Items from a figure collection:
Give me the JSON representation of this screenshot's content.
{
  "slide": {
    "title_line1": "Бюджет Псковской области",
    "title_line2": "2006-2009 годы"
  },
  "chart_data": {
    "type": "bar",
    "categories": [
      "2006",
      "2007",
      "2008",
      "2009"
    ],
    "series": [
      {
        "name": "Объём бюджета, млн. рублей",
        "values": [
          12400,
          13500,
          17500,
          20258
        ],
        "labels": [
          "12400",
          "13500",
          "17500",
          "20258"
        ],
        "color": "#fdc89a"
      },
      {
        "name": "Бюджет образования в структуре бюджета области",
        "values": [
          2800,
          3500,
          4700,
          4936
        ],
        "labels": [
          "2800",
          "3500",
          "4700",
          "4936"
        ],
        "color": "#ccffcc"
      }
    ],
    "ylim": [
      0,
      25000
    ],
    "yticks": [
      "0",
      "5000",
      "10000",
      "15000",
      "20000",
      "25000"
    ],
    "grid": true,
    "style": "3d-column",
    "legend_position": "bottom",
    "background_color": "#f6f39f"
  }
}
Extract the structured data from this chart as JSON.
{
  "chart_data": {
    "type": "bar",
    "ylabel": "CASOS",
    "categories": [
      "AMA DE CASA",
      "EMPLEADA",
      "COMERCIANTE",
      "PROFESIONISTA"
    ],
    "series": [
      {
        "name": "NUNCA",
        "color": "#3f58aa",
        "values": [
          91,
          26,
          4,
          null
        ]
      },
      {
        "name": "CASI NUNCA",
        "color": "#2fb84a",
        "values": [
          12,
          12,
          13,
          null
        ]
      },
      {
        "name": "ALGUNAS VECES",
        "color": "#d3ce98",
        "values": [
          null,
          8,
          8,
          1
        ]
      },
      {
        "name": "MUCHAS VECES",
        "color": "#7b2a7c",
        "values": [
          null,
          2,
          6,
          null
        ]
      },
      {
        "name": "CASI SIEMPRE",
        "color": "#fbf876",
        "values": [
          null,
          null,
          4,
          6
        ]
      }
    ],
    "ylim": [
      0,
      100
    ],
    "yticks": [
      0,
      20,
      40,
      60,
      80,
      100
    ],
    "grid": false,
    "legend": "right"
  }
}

### Task objective:
All lines from the one with "Extract the structured" through the final line above are to be quoted exactly; quote no other line.

### Response:
Extract the structured data from this chart as JSON.
{
  "chart_data": {
    "type": "bar",
    "ylabel": "CASOS",
    "categories": [
      "AMA DE CASA",
      "EMPLEADA",
      "COMERCIANTE",
      "PROFESIONISTA"
    ],
    "series": [
      {
        "name": "NUNCA",
        "color": "#3f58aa",
        "values": [
          91,
          26,
          4,
          null
        ]
      },
      {
        "name": "CASI NUNCA",
        "color": "#2fb84a",
        "values": [
          12,
          12,
          13,
          null
        ]
      },
      {
        "name": "ALGUNAS VECES",
        "color": "#d3ce98",
        "values": [
          null,
          8,
          8,
          1
        ]
      },
      {
        "name": "MUCHAS VECES",
        "color": "#7b2a7c",
        "values": [
          null,
          2,
          6,
          null
        ]
      },
      {
        "name": "CASI SIEMPRE",
        "color": "#fbf876",
        "values": [
          null,
          null,
          4,
          6
        ]
      }
    ],
    "ylim": [
      0,
      100
    ],
    "yticks": [
      0,
      20,
      40,
      60,
      80,
      100
    ],
    "grid": false,
    "legend": "right"
  }
}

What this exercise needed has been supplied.